-- Stored rows start --

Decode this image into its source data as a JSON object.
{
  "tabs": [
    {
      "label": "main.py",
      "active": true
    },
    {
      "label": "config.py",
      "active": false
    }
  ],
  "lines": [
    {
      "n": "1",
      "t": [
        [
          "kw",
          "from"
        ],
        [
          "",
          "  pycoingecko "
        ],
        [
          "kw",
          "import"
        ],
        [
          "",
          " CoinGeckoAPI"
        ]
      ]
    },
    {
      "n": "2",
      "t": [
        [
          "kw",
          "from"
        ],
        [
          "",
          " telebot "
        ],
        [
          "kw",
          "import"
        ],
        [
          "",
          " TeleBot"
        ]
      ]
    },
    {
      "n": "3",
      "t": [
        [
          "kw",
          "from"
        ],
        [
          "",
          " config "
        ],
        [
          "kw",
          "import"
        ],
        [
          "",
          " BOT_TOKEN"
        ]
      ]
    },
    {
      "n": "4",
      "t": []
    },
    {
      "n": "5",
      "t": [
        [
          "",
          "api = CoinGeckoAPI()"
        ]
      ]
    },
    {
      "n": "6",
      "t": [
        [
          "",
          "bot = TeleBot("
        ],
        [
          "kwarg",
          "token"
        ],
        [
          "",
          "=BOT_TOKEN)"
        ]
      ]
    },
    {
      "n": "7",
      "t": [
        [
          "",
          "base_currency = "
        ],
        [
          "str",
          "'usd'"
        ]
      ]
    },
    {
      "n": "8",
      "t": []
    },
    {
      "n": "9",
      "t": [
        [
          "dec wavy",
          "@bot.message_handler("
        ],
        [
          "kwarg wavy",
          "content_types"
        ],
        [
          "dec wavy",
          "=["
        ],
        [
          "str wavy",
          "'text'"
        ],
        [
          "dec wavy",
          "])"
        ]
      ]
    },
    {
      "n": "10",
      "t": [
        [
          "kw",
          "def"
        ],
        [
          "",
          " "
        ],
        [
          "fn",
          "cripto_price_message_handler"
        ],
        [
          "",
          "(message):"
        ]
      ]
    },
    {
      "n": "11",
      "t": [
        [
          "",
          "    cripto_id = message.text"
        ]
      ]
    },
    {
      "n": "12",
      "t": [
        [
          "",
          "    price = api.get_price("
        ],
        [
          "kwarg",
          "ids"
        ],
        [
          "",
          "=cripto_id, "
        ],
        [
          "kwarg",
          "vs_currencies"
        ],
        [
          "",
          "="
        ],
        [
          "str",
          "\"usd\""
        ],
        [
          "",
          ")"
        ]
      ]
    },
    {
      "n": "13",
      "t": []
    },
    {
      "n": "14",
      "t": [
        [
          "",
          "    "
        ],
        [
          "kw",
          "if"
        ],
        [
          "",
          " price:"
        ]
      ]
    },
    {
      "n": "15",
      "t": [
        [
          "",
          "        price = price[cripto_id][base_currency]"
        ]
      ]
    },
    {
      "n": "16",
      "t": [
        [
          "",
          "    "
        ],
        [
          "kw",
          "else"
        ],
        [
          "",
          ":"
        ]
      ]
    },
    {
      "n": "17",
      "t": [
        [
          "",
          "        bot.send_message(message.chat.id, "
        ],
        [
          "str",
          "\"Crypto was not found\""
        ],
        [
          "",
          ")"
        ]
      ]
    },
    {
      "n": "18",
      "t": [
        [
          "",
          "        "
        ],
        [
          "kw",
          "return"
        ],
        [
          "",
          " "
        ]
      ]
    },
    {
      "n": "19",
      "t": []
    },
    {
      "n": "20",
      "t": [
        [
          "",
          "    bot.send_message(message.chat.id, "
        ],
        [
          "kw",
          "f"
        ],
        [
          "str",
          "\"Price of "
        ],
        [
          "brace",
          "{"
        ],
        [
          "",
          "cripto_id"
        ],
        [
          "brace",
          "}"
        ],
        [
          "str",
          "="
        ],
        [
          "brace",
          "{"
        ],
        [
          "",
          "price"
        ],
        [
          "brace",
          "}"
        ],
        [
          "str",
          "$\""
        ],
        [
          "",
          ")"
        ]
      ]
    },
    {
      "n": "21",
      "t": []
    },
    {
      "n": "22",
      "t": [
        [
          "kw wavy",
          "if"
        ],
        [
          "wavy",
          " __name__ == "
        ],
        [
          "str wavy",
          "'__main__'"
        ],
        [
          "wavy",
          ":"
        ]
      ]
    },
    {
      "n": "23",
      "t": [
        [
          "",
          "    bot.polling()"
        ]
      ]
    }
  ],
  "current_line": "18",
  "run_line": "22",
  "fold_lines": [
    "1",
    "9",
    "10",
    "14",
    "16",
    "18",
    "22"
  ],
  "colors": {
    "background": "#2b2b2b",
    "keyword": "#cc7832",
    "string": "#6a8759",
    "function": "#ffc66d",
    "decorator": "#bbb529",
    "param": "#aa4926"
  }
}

-- Stored rows end --

### Short problem
Using the data above, say how many lines include "chat". No other reply is needed.

### Full solution
2